(Collection entries)
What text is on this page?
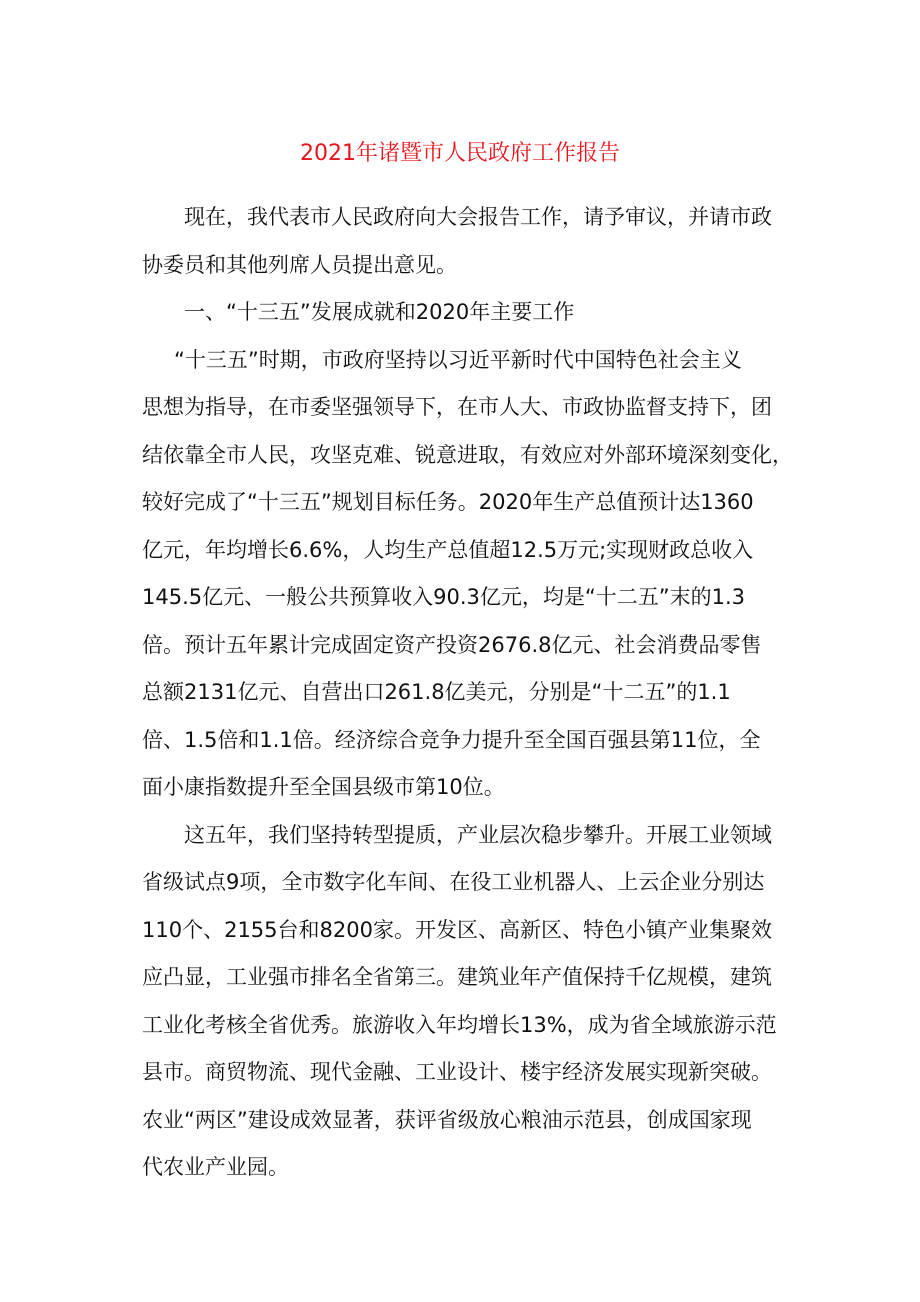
2021年诸暨市人民政府工作报告

现在，我代表市人民政府向大会报告工作，请予审议，并请市政

协委员和其他列席人员提出意见。

一、“十三五”发展成就和2020年主要工作

“十三五”时期，市政府坚持以习近平新时代中国特色社会主义

思想为指导，在市委坚强领导下，在市人大、市政协监督支持下，团

结依靠全市人民，攻坚克难、锐意进取，有效应对外部环境深刻变化，

较好完成了“十三五”规划目标任务。2020年生产总值预计达1360

亿元，年均增长6.6%，人均生产总值超12.5万元;实现财政总收入

145.5亿元、一般公共预算收入90.3亿元，均是“十二五”末的1.3

倍。预计五年累计完成固定资产投资2676.8亿元、社会消费品零售

总额2131亿元、自营出口261.8亿美元，分别是“十二五”的1.1

倍、1.5倍和1.1倍。经济综合竞争力提升至全国百强县第11位，全

面小康指数提升至全国县级市第10位。

这五年，我们坚持转型提质，产业层次稳步攀升。开展工业领域

省级试点9项，全市数字化车间、在役工业机器人、上云企业分别达

110个、2155台和8200家。开发区、高新区、特色小镇产业集聚效

应凸显，工业强市排名全省第三。建筑业年产值保持千亿规模，建筑

工业化考核全省优秀。旅游收入年均增长13%，成为省全域旅游示范

县市。商贸物流、现代金融、工业设计、楼宇经济发展实现新突破。

农业“两区”建设成效显著，获评省级放心粮油示范县，创成国家现

代农业产业园。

WORK INSTRUCTIONS -
Leave out the pictures and return every record word for word.

OUTPUT -
What text is on this page?
2021年诸暨市人民政府工作报告

现在，我代表市人民政府向大会报告工作，请予审议，并请市政

协委员和其他列席人员提出意见。

一、“十三五”发展成就和2020年主要工作

“十三五”时期，市政府坚持以习近平新时代中国特色社会主义

思想为指导，在市委坚强领导下，在市人大、市政协监督支持下，团

结依靠全市人民，攻坚克难、锐意进取，有效应对外部环境深刻变化，

较好完成了“十三五”规划目标任务。2020年生产总值预计达1360

亿元，年均增长6.6%，人均生产总值超12.5万元;实现财政总收入

145.5亿元、一般公共预算收入90.3亿元，均是“十二五”末的1.3

倍。预计五年累计完成固定资产投资2676.8亿元、社会消费品零售

总额2131亿元、自营出口261.8亿美元，分别是“十二五”的1.1

倍、1.5倍和1.1倍。经济综合竞争力提升至全国百强县第11位，全

面小康指数提升至全国县级市第10位。

这五年，我们坚持转型提质，产业层次稳步攀升。开展工业领域

省级试点9项，全市数字化车间、在役工业机器人、上云企业分别达

110个、2155台和8200家。开发区、高新区、特色小镇产业集聚效

应凸显，工业强市排名全省第三。建筑业年产值保持千亿规模，建筑

工业化考核全省优秀。旅游收入年均增长13%，成为省全域旅游示范

县市。商贸物流、现代金融、工业设计、楼宇经济发展实现新突破。

农业“两区”建设成效显著，获评省级放心粮油示范县，创成国家现

代农业产业园。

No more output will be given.